### What the exercise asks:
Would you transcribe the whole listing exactly, minus its pictures?

[BEGIN Dataset excerpts]

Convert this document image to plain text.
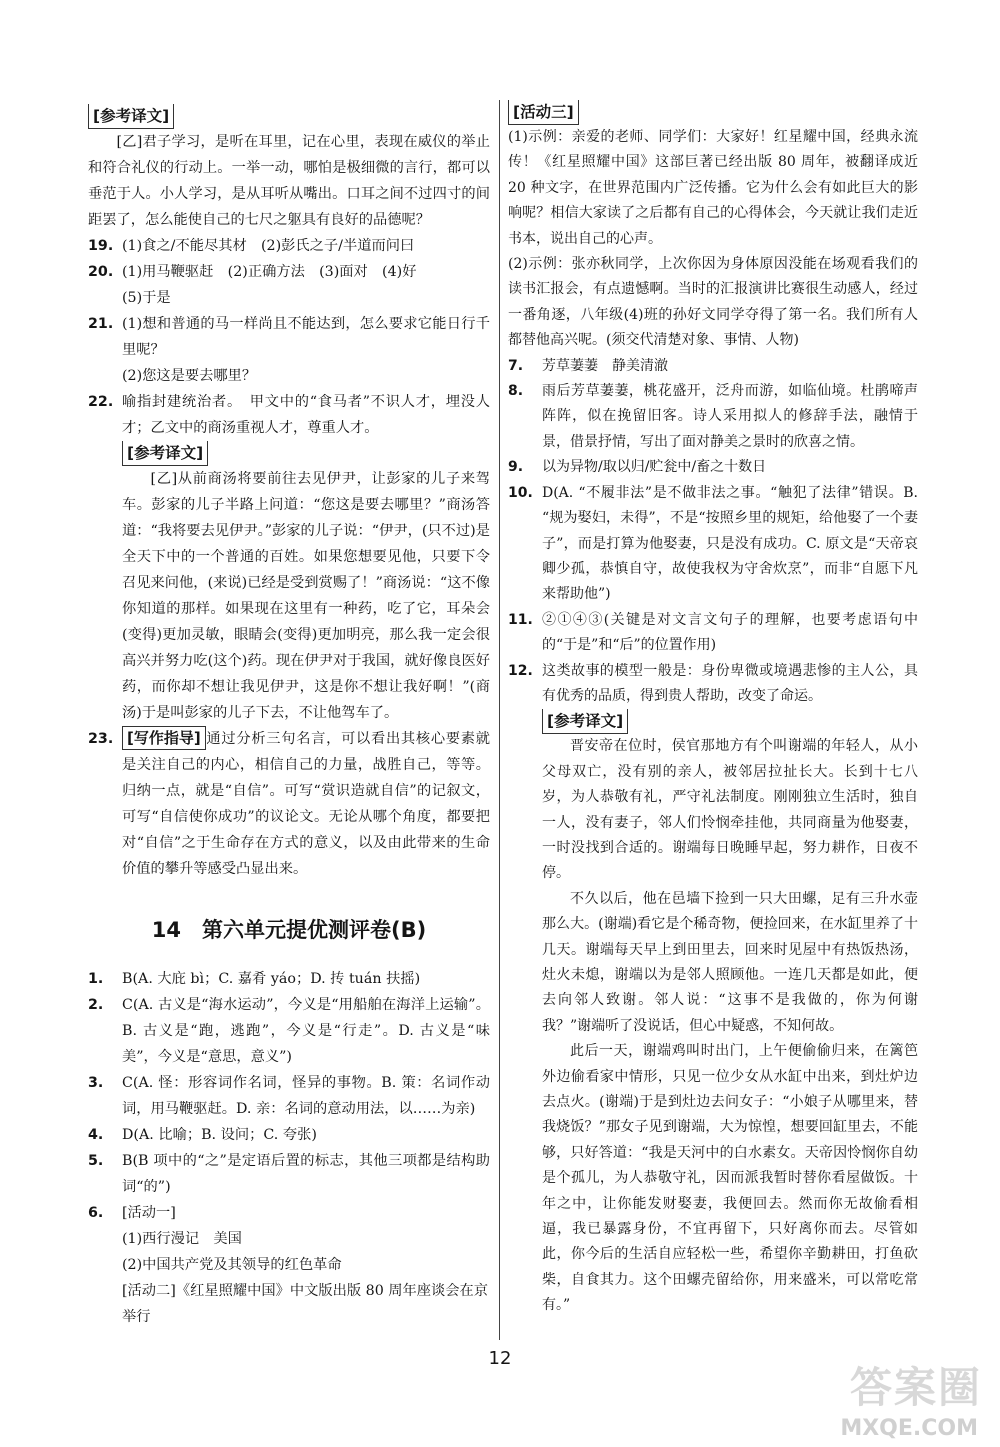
[参考译文]
[乙]君子学习，是听在耳里，记在心里，表现在威仪的举止和符合礼仪的行动上。一举一动，哪怕是极细微的言行，都可以垂范于人。小人学习，是从耳听从嘴出。口耳之间不过四寸的间距罢了，怎么能使自己的七尺之躯具有良好的品德呢？
19. (1)食之/不能尽其材　(2)彭氏之子/半道而问曰
20. (1)用马鞭驱赶　(2)正确方法　(3)面对　(4)好
(5)于是
21. (1)想和普通的马一样尚且不能达到，怎么要求它能日行千里呢？
(2)您这是要去哪里？
22. 喻指封建统治者。　甲文中的“食马者”不识人才，埋没人才；乙文中的商汤重视人才，尊重人才。
[参考译文]
[乙]从前商汤将要前往去见伊尹，让彭家的儿子来驾车。彭家的儿子半路上问道：“您这是要去哪里？”商汤答道：“我将要去见伊尹。”彭家的儿子说：“伊尹，(只不过)是全天下中的一个普通的百姓。如果您想要见他，只要下令召见来问他，(来说)已经是受到赏赐了！”商汤说：“这不像你知道的那样。如果现在这里有一种药，吃了它，耳朵会(变得)更加灵敏，眼睛会(变得)更加明亮，那么我一定会很高兴并努力吃(这个)药。现在伊尹对于我国，就好像良医好药，而你却不想让我见伊尹，这是你不想让我好啊！”(商汤)于是叫彭家的儿子下去，不让他驾车了。
23. [写作指导] 通过分析三句名言，可以看出其核心要素就是关注自己的内心，相信自己的力量，战胜自己，等等。归纳一点，就是“自信”。可写“赏识造就自信”的记叙文，可写“自信使你成功”的议论文。无论从哪个角度，都要把对“自信”之于生命存在方式的意义，以及由此带来的生命价值的攀升等感受凸显出来。
14　第六单元提优测评卷(B)
1.	B(A. 大庇 bì；C. 嘉肴 yáo；D. 抟 tuán 扶摇)
2.	C(A. 古义是“海水运动”，今义是“用船舶在海洋上运输”。B. 古义是“跑，逃跑”，今义是“行走”。D. 古义是“味美”，今义是“意思，意义”)
3.	C(A. 怪：形容词作名词，怪异的事物。B. 策：名词作动词，用马鞭驱赶。D. 亲：名词的意动用法，以……为亲)
4.	D(A. 比喻；B. 设问；C. 夸张)
5.	B(B 项中的“之”是定语后置的标志，其他三项都是结构助词“的”)
6.	[活动一]
(1)西行漫记　美国
(2)中国共产党及其领导的红色革命
[活动二]《红星照耀中国》中文版出版 80 周年座谈会在京举行
[活动三]
(1)示例：亲爱的老师、同学们：大家好！红星耀中国，经典永流传！《红星照耀中国》这部巨著已经出版 80 周年，被翻译成近 20 种文字，在世界范围内广泛传播。它为什么会有如此巨大的影响呢？相信大家读了之后都有自己的心得体会，今天就让我们走近书本，说出自己的心声。
(2)示例：张亦秋同学，上次你因为身体原因没能在场观看我们的读书汇报会，有点遗憾啊。当时的汇报演讲比赛很生动感人，经过一番角逐，八年级(4)班的孙好文同学夺得了第一名。我们所有人都替他高兴呢。(须交代清楚对象、事情、人物)
7.	芳草萋萋　静美清澈
8.	雨后芳草萋萋，桃花盛开，泛舟而游，如临仙境。杜鹃啼声阵阵，似在挽留旧客。诗人采用拟人的修辞手法，融情于景，借景抒情，写出了面对静美之景时的欣喜之情。
9.	以为异物/取以归/贮瓮中/畜之十数日
10. D(A. “不履非法”是不做非法之事。“触犯了法律”错误。B. “规为娶妇，未得”，不是“按照乡里的规矩，给他娶了一个妻子”，而是打算为他娶妻，只是没有成功。C. 原文是“天帝哀卿少孤，恭慎自守，故使我权为守舍炊烹”，而非“自愿下凡来帮助他”)
11. ②①④③(关键是对文言文句子的理解，也要考虑语句中的“于是”和“后”的位置作用)
12. 这类故事的模型一般是：身份卑微或境遇悲惨的主人公，具有优秀的品质，得到贵人帮助，改变了命运。
[参考译文]
晋安帝在位时，侯官那地方有个叫谢端的年轻人，从小父母双亡，没有别的亲人，被邻居拉扯长大。长到十七八岁，为人恭敬有礼，严守礼法制度。刚刚独立生活时，独自一人，没有妻子，邻人们怜悯牵挂他，共同商量为他娶妻，一时没找到合适的。谢端每日晚睡早起，努力耕作，日夜不停。
不久以后，他在邑墙下捡到一只大田螺，足有三升水壶那么大。(谢端)看它是个稀奇物，便捡回来，在水缸里养了十几天。谢端每天早上到田里去，回来时见屋中有热饭热汤，灶火未熄，谢端以为是邻人照顾他。一连几天都是如此，便去向邻人致谢。邻人说：“这事不是我做的，你为何谢我？”谢端听了没说话，但心中疑惑，不知何故。
此后一天，谢端鸡叫时出门，上午便偷偷归来，在篱笆外边偷看家中情形，只见一位少女从水缸中出来，到灶炉边去点火。(谢端)于是到灶边去问女子：“小娘子从哪里来，替我烧饭？”那女子见到谢端，大为惊惶，想要回缸里去，不能够，只好答道：“我是天河中的白水素女。天帝因怜悯你自幼是个孤儿，为人恭敬守礼，因而派我暂时替你看屋做饭。十年之中，让你能发财娶妻，我便回去。然而你无故偷看相逼，我已暴露身份，不宜再留下，只好离你而去。尽管如此，你今后的生活自应轻松一些，希望你辛勤耕田，打鱼砍柴，自食其力。这个田螺壳留给你，用来盛米，可以常吃常有。”
12
答案圈
MXQE.COM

[END Dataset excerpts]

### Response to this exercise:
Convert this document image to plain text.
[参考译文]
[乙]君子学习，是听在耳里，记在心里，表现在威仪的举止和符合礼仪的行动上。一举一动，哪怕是极细微的言行，都可以垂范于人。小人学习，是从耳听从嘴出。口耳之间不过四寸的间距罢了，怎么能使自己的七尺之躯具有良好的品德呢？
19. (1)食之/不能尽其材　(2)彭氏之子/半道而问曰
20. (1)用马鞭驱赶　(2)正确方法　(3)面对　(4)好
(5)于是
21. (1)想和普通的马一样尚且不能达到，怎么要求它能日行千里呢？
(2)您这是要去哪里？
22. 喻指封建统治者。　甲文中的“食马者”不识人才，埋没人才；乙文中的商汤重视人才，尊重人才。
[参考译文]
[乙]从前商汤将要前往去见伊尹，让彭家的儿子来驾车。彭家的儿子半路上问道：“您这是要去哪里？”商汤答道：“我将要去见伊尹。”彭家的儿子说：“伊尹，(只不过)是全天下中的一个普通的百姓。如果您想要见他，只要下令召见来问他，(来说)已经是受到赏赐了！”商汤说：“这不像你知道的那样。如果现在这里有一种药，吃了它，耳朵会(变得)更加灵敏，眼睛会(变得)更加明亮，那么我一定会很高兴并努力吃(这个)药。现在伊尹对于我国，就好像良医好药，而你却不想让我见伊尹，这是你不想让我好啊！”(商汤)于是叫彭家的儿子下去，不让他驾车了。
23. [写作指导] 通过分析三句名言，可以看出其核心要素就是关注自己的内心，相信自己的力量，战胜自己，等等。归纳一点，就是“自信”。可写“赏识造就自信”的记叙文，可写“自信使你成功”的议论文。无论从哪个角度，都要把对“自信”之于生命存在方式的意义，以及由此带来的生命价值的攀升等感受凸显出来。
14　第六单元提优测评卷(B)
1.	B(A. 大庇 bì；C. 嘉肴 yáo；D. 抟 tuán 扶摇)
2.	C(A. 古义是“海水运动”，今义是“用船舶在海洋上运输”。B. 古义是“跑，逃跑”，今义是“行走”。D. 古义是“味美”，今义是“意思，意义”)
3.	C(A. 怪：形容词作名词，怪异的事物。B. 策：名词作动词，用马鞭驱赶。D. 亲：名词的意动用法，以……为亲)
4.	D(A. 比喻；B. 设问；C. 夸张)
5.	B(B 项中的“之”是定语后置的标志，其他三项都是结构助词“的”)
6.	[活动一]
(1)西行漫记　美国
(2)中国共产党及其领导的红色革命
[活动二]《红星照耀中国》中文版出版 80 周年座谈会在京举行
[活动三]
(1)示例：亲爱的老师、同学们：大家好！红星耀中国，经典永流传！《红星照耀中国》这部巨著已经出版 80 周年，被翻译成近 20 种文字，在世界范围内广泛传播。它为什么会有如此巨大的影响呢？相信大家读了之后都有自己的心得体会，今天就让我们走近书本，说出自己的心声。
(2)示例：张亦秋同学，上次你因为身体原因没能在场观看我们的读书汇报会，有点遗憾啊。当时的汇报演讲比赛很生动感人，经过一番角逐，八年级(4)班的孙好文同学夺得了第一名。我们所有人都替他高兴呢。(须交代清楚对象、事情、人物)
7.	芳草萋萋　静美清澈
8.	雨后芳草萋萋，桃花盛开，泛舟而游，如临仙境。杜鹃啼声阵阵，似在挽留旧客。诗人采用拟人的修辞手法，融情于景，借景抒情，写出了面对静美之景时的欣喜之情。
9.	以为异物/取以归/贮瓮中/畜之十数日
10. D(A. “不履非法”是不做非法之事。“触犯了法律”错误。B. “规为娶妇，未得”，不是“按照乡里的规矩，给他娶了一个妻子”，而是打算为他娶妻，只是没有成功。C. 原文是“天帝哀卿少孤，恭慎自守，故使我权为守舍炊烹”，而非“自愿下凡来帮助他”)
11. ②①④③(关键是对文言文句子的理解，也要考虑语句中的“于是”和“后”的位置作用)
12. 这类故事的模型一般是：身份卑微或境遇悲惨的主人公，具有优秀的品质，得到贵人帮助，改变了命运。
[参考译文]
晋安帝在位时，侯官那地方有个叫谢端的年轻人，从小父母双亡，没有别的亲人，被邻居拉扯长大。长到十七八岁，为人恭敬有礼，严守礼法制度。刚刚独立生活时，独自一人，没有妻子，邻人们怜悯牵挂他，共同商量为他娶妻，一时没找到合适的。谢端每日晚睡早起，努力耕作，日夜不停。
不久以后，他在邑墙下捡到一只大田螺，足有三升水壶那么大。(谢端)看它是个稀奇物，便捡回来，在水缸里养了十几天。谢端每天早上到田里去，回来时见屋中有热饭热汤，灶火未熄，谢端以为是邻人照顾他。一连几天都是如此，便去向邻人致谢。邻人说：“这事不是我做的，你为何谢我？”谢端听了没说话，但心中疑惑，不知何故。
此后一天，谢端鸡叫时出门，上午便偷偷归来，在篱笆外边偷看家中情形，只见一位少女从水缸中出来，到灶炉边去点火。(谢端)于是到灶边去问女子：“小娘子从哪里来，替我烧饭？”那女子见到谢端，大为惊惶，想要回缸里去，不能够，只好答道：“我是天河中的白水素女。天帝因怜悯你自幼是个孤儿，为人恭敬守礼，因而派我暂时替你看屋做饭。十年之中，让你能发财娶妻，我便回去。然而你无故偷看相逼，我已暴露身份，不宜再留下，只好离你而去。尽管如此，你今后的生活自应轻松一些，希望你辛勤耕田，打鱼砍柴，自食其力。这个田螺壳留给你，用来盛米，可以常吃常有。”
12
答案圈
MXQE.COM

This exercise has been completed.